** BEGIN SUPPLIED RECORDS **

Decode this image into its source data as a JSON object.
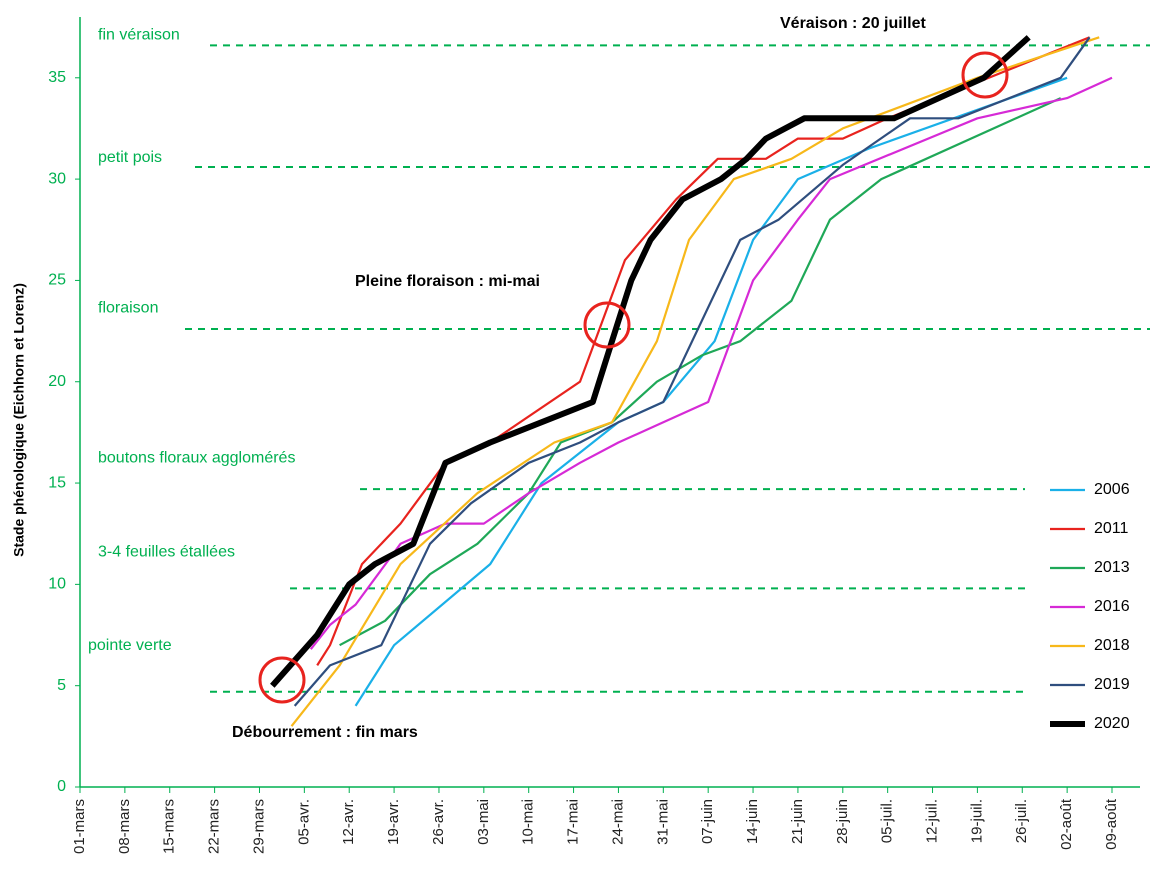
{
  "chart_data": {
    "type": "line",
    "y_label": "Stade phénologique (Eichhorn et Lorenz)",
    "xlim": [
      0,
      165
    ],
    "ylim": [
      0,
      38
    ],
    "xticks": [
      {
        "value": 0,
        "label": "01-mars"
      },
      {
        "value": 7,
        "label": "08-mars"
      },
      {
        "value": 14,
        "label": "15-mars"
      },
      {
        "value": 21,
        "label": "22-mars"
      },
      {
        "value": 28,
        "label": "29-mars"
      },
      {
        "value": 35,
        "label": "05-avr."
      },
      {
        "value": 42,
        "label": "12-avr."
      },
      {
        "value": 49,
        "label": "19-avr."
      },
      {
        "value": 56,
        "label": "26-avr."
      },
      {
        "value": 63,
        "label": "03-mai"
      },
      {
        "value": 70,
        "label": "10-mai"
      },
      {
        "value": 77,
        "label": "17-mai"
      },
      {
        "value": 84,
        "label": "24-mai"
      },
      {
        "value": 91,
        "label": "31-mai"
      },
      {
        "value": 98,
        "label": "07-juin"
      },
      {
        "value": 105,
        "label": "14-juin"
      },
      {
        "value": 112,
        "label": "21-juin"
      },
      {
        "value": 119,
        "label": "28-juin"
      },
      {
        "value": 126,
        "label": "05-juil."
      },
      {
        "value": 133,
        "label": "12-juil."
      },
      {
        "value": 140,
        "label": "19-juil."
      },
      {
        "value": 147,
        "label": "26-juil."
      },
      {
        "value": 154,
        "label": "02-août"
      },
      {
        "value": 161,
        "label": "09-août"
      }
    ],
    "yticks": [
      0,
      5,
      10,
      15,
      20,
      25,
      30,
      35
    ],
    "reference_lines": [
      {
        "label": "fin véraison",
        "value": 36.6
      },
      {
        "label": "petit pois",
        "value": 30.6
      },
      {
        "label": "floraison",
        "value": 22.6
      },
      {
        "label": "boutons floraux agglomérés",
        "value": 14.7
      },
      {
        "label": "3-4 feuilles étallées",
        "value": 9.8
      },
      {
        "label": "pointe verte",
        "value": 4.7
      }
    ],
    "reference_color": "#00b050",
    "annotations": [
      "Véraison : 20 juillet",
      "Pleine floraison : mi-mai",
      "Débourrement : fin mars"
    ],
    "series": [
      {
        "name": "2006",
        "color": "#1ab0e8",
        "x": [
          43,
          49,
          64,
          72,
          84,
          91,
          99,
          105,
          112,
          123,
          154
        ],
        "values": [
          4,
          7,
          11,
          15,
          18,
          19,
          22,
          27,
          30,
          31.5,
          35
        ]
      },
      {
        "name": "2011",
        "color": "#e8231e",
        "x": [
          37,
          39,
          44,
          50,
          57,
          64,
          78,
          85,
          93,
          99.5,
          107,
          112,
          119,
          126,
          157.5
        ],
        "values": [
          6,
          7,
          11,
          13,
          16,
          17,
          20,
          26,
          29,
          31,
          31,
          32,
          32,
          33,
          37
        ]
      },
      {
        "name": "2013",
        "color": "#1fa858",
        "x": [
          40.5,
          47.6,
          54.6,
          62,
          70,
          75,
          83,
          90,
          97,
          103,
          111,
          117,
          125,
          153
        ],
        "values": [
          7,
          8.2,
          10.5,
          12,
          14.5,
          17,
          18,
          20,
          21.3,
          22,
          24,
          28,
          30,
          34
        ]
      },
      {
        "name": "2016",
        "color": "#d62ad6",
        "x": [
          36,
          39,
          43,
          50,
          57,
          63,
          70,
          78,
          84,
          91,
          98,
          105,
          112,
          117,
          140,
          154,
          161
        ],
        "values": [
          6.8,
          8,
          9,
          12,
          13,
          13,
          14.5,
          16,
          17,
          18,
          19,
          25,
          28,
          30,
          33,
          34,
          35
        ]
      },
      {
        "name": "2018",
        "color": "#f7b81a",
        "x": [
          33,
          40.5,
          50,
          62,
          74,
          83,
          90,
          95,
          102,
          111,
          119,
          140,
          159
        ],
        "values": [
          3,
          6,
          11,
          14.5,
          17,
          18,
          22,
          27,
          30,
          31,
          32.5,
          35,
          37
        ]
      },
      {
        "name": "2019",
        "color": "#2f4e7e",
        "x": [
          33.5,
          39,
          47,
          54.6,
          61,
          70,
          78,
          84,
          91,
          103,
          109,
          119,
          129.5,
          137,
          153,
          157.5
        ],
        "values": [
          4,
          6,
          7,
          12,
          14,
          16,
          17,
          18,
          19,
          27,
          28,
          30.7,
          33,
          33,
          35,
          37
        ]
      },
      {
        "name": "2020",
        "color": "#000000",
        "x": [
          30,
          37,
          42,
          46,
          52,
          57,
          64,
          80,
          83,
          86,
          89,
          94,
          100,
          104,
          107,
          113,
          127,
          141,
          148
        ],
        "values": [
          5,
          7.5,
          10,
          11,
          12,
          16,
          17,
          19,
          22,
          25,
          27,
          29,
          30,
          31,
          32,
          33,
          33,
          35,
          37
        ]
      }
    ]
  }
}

** END SUPPLIED RECORDS **
** BEGIN SUPPLIED RECORDS **

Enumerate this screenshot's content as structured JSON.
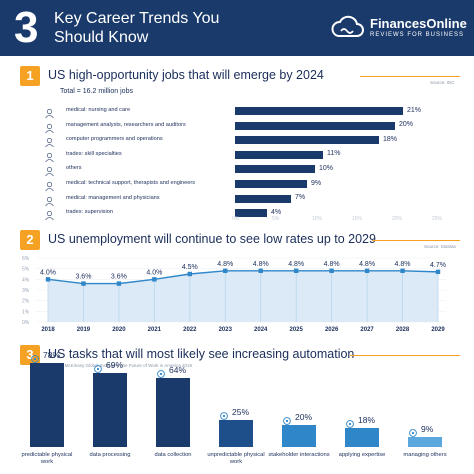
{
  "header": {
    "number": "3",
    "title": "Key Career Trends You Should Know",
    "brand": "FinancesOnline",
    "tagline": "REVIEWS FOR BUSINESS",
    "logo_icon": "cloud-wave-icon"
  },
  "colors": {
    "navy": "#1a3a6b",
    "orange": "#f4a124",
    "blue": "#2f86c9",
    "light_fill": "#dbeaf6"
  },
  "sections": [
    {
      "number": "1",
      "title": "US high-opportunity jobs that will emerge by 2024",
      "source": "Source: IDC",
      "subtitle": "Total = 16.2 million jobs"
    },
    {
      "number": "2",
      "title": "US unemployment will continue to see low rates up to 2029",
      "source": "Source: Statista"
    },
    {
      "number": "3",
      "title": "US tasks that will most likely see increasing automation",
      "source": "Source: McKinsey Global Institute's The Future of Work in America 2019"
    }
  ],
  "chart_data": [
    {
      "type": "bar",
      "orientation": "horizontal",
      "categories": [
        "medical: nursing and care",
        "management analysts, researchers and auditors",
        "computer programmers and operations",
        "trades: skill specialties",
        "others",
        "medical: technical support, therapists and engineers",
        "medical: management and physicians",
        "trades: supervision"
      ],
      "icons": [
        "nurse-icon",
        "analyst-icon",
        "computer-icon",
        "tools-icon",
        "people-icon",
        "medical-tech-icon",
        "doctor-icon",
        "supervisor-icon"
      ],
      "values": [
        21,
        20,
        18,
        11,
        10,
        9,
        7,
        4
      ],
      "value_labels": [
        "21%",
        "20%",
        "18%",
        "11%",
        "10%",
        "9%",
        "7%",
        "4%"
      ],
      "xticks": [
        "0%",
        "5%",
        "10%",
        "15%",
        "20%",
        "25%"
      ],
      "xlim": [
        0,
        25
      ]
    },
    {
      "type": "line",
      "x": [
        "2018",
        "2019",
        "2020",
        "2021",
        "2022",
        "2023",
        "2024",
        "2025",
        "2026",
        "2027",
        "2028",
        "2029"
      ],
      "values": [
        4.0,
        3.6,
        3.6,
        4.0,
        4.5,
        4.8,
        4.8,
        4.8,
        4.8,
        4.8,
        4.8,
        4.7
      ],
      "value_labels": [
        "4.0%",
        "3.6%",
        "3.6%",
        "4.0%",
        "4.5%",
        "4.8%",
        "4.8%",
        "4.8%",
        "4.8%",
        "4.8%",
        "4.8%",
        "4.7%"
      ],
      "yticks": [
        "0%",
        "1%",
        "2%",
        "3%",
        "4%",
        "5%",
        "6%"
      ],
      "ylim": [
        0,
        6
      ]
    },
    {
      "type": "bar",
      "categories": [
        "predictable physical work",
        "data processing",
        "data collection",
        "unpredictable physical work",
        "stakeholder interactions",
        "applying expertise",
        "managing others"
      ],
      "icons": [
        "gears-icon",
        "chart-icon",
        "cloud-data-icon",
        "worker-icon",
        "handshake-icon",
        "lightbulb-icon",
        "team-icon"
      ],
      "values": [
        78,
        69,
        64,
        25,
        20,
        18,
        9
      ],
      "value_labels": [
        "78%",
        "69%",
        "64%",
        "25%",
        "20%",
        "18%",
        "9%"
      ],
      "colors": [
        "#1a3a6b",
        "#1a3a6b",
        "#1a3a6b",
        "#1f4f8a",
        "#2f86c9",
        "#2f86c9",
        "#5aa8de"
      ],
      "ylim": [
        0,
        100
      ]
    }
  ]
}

** END SUPPLIED RECORDS **

Each line that holds the word "source" should be extracted from the records.

* [RESPONSE BELOW]
Decode this image into its source data as a JSON object.
      "source": "Source: IDC",
      "source": "Source: Statista"
      "source": "Source: McKinsey Global Institute's The Future of Work in America 2019"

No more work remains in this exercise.